begin
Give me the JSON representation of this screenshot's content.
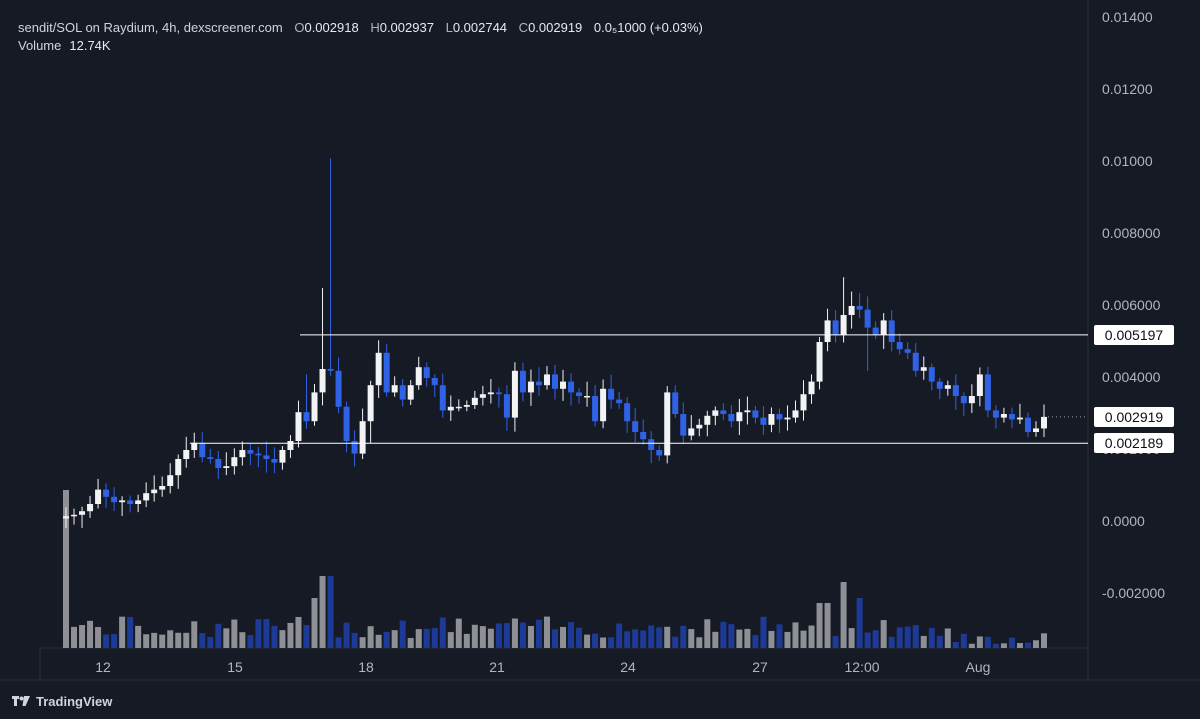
{
  "header": {
    "symbol_line": "sendit/SOL on Raydium, 4h, dexscreener.com",
    "open_label": "O",
    "open_value": "0.002918",
    "high_label": "H",
    "high_value": "0.002937",
    "low_label": "L",
    "low_value": "0.002744",
    "close_label": "C",
    "close_value": "0.002919",
    "change": "0.0₅1000 (+0.03%)"
  },
  "volume": {
    "label": "Volume",
    "value": "12.74K"
  },
  "footer": {
    "brand": "TradingView"
  },
  "colors": {
    "up": "#f2f3f5",
    "down": "#2f62e6",
    "vol_up": "#8e9096",
    "vol_down": "#1d3a96",
    "line": "#ffffff",
    "bg": "#161a25"
  },
  "chart_data": {
    "type": "candlestick",
    "title": "sendit/SOL on Raydium, 4h",
    "ylim": [
      -0.003,
      0.0145
    ],
    "y_ticks": [
      "0.01400",
      "0.01200",
      "0.01000",
      "0.008000",
      "0.006000",
      "0.004000",
      "0.002000",
      "0.0000",
      "-0.002000"
    ],
    "y_tick_values": [
      0.014,
      0.012,
      0.01,
      0.008,
      0.006,
      0.004,
      0.002,
      0.0,
      -0.002
    ],
    "x_ticks": [
      "12",
      "15",
      "18",
      "21",
      "24",
      "27",
      "12:00",
      "Aug"
    ],
    "horizontal_lines": [
      {
        "value": 0.005197,
        "label": "0.005197"
      },
      {
        "value": 0.002189,
        "label": "0.002189"
      }
    ],
    "current_price": {
      "value": 0.002919,
      "label": "0.002919"
    },
    "candles_close": [
      0.00016,
      0.0002,
      0.0003,
      0.0005,
      0.0009,
      0.0007,
      0.00055,
      0.0006,
      0.0005,
      0.0006,
      0.0008,
      0.0009,
      0.001,
      0.0013,
      0.00175,
      0.002,
      0.0022,
      0.0018,
      0.00175,
      0.0015,
      0.00155,
      0.0018,
      0.002,
      0.0019,
      0.00185,
      0.00175,
      0.00165,
      0.002,
      0.00225,
      0.00305,
      0.0028,
      0.0036,
      0.00425,
      0.0042,
      0.0032,
      0.00225,
      0.0019,
      0.0028,
      0.0038,
      0.0047,
      0.0036,
      0.0038,
      0.0034,
      0.0038,
      0.0043,
      0.004,
      0.0038,
      0.0031,
      0.0032,
      0.0032,
      0.00325,
      0.00345,
      0.00355,
      0.0036,
      0.00355,
      0.0029,
      0.0042,
      0.0036,
      0.0039,
      0.0038,
      0.0041,
      0.0037,
      0.0039,
      0.0036,
      0.0035,
      0.0035,
      0.0028,
      0.0037,
      0.0034,
      0.0033,
      0.0028,
      0.0025,
      0.0023,
      0.002,
      0.00185,
      0.0036,
      0.003,
      0.0024,
      0.0026,
      0.0027,
      0.00295,
      0.0031,
      0.003,
      0.0028,
      0.00305,
      0.0031,
      0.0029,
      0.0027,
      0.003,
      0.00285,
      0.0029,
      0.0031,
      0.00355,
      0.0039,
      0.005,
      0.0056,
      0.0052,
      0.00575,
      0.006,
      0.0059,
      0.0054,
      0.0052,
      0.0056,
      0.005,
      0.0048,
      0.0047,
      0.0042,
      0.0043,
      0.0039,
      0.0037,
      0.0038,
      0.0035,
      0.0033,
      0.0035,
      0.0041,
      0.0031,
      0.0029,
      0.003,
      0.00285,
      0.0029,
      0.0025,
      0.0026,
      0.00292
    ],
    "volume_scale_note": "relative volume heights",
    "volume_max_label": "12.74K"
  }
}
end
**Written task**
Tally the lines of the preceding listing in which the word "sendit" appears; state nothing but the total.

**Answer in full**
2